* [Exercise requirements]:
Extend the passage on handling "No Data" values in integer rasters with rasterio, starting after its final code output and writing in the same style.

Reading from the raster back into the Python session reproduces the same exact array, including np.nan.

rasterio.open('output/r_nodata_float.tif').read()

array([[[1.1, 2.1],
        [nan, 4.1]]])

Now, conversely, suppose that we have an int array with missing data, where the ‘missing’ value must inevitably be marked using a specific int ‘flag’ value, such as -9999 (remember that we can’t store np.nan in an int array!).

r = np.array([1,2,-9999,4]).reshape(2,2).astype(np.int32)
r

array([[    1,     2],
       [-9999,     4]], dtype=int32)

r.dtype

dtype('int32')

When writing the array to file, we must specify nodata=-9999 to keep track of our ‘No Data’ flag.

dst = rasterio.open(
    'output/r_nodata_int.tif', 'w', 
    driver = 'GTiff',
    height = r.shape[0],
    width = r.shape[1],
    count = 1,
    dtype = r.dtype,
    nodata = -9999,
    crs = 4326,
    transform = new_transform
)
dst.write(r, 1)
dst.close()

Examining the metadata of the file we’ve just created confirms that the nodata=-9999 setting was stored in the file r_nodata_int.tif.

rasterio.open('output/r_nodata_int.tif').meta

{'driver': 'GTiff',
 'dtype': 'int32',
 'nodata': -9999.0,
 'width': 2,
 'height': 2,
 'count': 1,
 'crs': CRS.from_epsg(4326),
 'transform': Affine(2.0, 0.0, -0.5,
        0.0, -2.0, 51.5)}

If you try to open the file in GIS software, such as QGIS, you will see the missing data interpreted (e.g., the pixel shown as blank), meaning that the software is aware of the flag. However, reading the data back into Python reproduces an int array with -9999, due to the limitation of int arrays stated before.

src = rasterio.open('output/r_nodata_int.tif')
r = src.read()
r

array([[[    1,     2],
        [-9999,     4]]], dtype=int32)

The Python user must therefore be mindful of ‘No Data’ int rasters, for example to avoid interpreting the value -9999 literally. For instance, if we ‘forget’ about the nodata flag, the literal calculation of the .mean would incorrectly include the value -9999.

r.mean()

np.float64(-2498.0)

There are two basic ways to deal with the situation: either converting the raster to float, or using a ‘No Data’ mask. The first approach, simple and particularly relevant for small rasters where memory constraints are irrelevant, is to go from int to float, to gain the ability of the natural np.nan representation. Here is how we can do this with r_nodata_int.tif. We detect the missing data flag, convert the raster to float, then assign np.nan into the cells that are supposed to be missing.

mask = r == src.nodata
r = r.astype(np.float64)
r[mask] = np.nan
r

array([[[ 1.,  2.],
        [nan,  4.]]])

* [Raw data]:
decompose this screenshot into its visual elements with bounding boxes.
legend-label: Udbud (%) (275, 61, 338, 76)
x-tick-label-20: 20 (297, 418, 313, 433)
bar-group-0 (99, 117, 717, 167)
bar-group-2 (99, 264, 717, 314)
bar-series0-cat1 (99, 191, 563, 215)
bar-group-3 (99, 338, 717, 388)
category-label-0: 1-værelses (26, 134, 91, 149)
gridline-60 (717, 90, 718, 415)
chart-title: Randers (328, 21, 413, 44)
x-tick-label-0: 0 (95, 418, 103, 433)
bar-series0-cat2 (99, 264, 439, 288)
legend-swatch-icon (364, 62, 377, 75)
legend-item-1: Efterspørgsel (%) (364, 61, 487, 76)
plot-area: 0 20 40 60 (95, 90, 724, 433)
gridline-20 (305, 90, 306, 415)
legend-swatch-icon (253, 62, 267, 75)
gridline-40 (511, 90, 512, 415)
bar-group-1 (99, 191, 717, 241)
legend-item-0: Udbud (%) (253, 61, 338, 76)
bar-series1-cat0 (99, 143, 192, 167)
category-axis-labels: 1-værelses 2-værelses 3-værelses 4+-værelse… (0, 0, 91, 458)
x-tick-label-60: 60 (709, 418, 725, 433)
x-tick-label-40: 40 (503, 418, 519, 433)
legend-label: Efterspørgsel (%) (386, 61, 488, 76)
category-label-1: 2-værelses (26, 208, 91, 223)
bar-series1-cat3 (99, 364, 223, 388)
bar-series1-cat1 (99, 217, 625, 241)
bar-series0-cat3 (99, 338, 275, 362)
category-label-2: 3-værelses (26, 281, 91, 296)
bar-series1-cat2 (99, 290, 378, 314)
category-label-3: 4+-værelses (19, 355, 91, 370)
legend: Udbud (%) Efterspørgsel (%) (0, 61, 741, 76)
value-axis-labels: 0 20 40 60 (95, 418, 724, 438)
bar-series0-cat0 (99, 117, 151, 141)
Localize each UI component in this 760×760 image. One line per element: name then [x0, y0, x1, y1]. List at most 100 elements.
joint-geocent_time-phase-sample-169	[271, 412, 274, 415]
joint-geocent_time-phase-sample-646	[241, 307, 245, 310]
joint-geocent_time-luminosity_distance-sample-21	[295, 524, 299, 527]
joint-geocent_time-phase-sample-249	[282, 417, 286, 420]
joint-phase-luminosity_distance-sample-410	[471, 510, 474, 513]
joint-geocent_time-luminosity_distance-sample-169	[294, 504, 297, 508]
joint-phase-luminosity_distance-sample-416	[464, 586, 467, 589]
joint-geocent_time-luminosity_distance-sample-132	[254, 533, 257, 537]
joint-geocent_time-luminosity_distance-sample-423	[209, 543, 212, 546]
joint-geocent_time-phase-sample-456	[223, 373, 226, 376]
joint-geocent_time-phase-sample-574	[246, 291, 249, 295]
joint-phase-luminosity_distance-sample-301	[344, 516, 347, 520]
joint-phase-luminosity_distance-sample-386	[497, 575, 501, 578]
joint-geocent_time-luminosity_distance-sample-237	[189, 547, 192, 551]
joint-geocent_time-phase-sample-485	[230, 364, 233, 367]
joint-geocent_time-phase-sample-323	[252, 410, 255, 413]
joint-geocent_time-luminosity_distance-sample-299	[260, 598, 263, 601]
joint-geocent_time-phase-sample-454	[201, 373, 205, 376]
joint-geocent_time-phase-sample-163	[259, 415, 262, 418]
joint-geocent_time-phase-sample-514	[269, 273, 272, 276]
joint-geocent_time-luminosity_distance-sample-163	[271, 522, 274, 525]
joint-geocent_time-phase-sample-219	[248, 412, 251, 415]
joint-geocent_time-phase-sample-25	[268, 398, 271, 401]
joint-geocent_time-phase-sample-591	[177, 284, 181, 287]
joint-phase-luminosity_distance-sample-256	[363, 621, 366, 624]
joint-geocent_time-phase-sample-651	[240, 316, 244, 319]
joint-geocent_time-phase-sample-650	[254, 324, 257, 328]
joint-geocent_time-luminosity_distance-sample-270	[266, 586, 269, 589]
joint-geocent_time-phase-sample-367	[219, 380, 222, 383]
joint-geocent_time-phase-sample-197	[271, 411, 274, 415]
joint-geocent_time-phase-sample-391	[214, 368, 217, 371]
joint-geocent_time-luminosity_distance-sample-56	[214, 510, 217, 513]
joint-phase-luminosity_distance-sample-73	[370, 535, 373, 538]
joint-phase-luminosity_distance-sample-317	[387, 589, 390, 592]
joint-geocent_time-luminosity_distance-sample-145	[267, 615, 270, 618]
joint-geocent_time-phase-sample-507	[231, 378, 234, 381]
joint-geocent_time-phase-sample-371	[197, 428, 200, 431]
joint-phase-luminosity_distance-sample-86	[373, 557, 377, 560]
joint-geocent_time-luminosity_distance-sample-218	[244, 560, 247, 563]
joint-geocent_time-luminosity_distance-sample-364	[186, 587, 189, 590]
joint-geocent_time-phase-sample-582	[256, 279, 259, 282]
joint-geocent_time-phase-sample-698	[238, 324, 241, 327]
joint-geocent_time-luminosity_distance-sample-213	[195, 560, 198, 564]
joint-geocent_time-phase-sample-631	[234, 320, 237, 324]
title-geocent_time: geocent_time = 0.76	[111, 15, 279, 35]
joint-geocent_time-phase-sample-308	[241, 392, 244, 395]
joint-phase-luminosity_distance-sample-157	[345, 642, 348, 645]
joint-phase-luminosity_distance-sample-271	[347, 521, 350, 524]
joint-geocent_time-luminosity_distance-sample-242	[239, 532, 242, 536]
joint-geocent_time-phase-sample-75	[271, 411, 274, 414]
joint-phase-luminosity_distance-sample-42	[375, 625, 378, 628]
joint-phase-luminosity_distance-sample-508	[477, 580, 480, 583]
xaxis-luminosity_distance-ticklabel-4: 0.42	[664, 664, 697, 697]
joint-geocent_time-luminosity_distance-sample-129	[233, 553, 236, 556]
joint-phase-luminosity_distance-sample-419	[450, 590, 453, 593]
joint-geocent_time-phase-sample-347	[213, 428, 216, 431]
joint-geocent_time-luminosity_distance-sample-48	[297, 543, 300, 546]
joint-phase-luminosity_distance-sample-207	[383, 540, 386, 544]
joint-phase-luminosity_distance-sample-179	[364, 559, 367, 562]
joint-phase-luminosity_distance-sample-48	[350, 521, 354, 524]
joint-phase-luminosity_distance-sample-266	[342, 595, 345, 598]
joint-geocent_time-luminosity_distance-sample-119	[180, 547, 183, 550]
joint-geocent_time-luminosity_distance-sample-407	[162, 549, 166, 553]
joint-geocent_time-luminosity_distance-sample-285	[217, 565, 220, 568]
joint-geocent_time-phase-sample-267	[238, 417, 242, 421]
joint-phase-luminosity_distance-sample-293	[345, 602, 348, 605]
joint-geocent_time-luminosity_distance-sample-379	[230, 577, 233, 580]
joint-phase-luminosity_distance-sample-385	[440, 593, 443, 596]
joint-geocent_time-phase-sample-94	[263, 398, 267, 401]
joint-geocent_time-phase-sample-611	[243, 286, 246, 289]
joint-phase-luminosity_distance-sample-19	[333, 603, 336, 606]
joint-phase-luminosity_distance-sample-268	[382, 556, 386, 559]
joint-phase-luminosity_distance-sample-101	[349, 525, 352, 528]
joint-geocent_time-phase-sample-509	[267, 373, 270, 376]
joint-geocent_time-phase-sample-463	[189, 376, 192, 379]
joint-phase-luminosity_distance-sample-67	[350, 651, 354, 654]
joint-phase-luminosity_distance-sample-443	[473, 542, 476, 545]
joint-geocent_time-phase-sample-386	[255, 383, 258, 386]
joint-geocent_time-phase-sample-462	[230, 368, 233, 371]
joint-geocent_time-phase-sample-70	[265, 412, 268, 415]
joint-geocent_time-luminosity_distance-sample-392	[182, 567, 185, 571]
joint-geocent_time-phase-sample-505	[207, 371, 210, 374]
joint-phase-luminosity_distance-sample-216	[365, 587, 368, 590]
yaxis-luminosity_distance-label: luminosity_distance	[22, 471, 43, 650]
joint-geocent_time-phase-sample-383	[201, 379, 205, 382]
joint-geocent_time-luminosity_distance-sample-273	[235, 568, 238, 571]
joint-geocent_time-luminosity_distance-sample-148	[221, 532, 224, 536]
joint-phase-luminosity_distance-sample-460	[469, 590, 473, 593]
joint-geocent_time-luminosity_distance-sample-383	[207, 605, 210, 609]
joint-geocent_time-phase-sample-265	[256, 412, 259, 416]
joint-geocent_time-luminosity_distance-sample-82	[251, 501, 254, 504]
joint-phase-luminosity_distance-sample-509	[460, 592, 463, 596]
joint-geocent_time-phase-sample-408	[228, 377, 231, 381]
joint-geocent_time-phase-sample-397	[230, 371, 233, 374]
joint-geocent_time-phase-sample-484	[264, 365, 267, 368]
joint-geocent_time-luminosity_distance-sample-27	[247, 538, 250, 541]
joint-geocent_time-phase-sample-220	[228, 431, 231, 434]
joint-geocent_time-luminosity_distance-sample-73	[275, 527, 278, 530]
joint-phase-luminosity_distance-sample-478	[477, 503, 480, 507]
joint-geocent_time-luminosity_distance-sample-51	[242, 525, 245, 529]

* [Output]:
From there on, we deal with np.nan the usual way, such as using np.nanmean to calculate the mean excluding ‘No Data’.

np.nanmean(r)

np.float64(2.3333333333333335)

The second approach is to read the values into a so-called ‘masked’ array, using the argument masked=True of the .read method. A masked array can be thought of as an extended ndarray, with two components: .data (the values) and .mask (a corresponding boolean array marking ‘No Data’ values).

r = src.read(masked=True)
r

masked_array(
  data=[[[1, 2],
         [--, 4]]],
  mask=[[[False, False],
         [ True, False]]],
  fill_value=-9999,
  dtype=int32)

Complete treatment of masked arrays is beyond the scope of this book. However, the basic idea is that many numpy operations ‘honor’ the mask, so that the user does not have to keep track of the way that ‘No Data’ values are marked, similarly to the natural np.nan representation and regardless of the data type. For example, the .mean of a masked array ignores the value -9999, because it is masked, taking into account just the valid values 1, 2, and 4.

r.mean()

np.float64(2.3333333333333335)

Switching to float and assigning np.nan is the simpler approach, since that way we can keep working with the familiar ndarray data structure for all raster types, whether int or float. Nevertheless, learning how to work with masked arrays can be beneficial when we have good reasons to keep our raster data in int arrays (for example, due to RAM limits) and still perform operations that take missing values into account.

Finally, keep in mind that, confusingly, float rasters may represent ‘No Data’ using a specific ‘flag’ (such as -9999.0), instead, or in addition to (!), the native np.nan representation. In such cases, the same considerations shown for int apply to float rasters as well.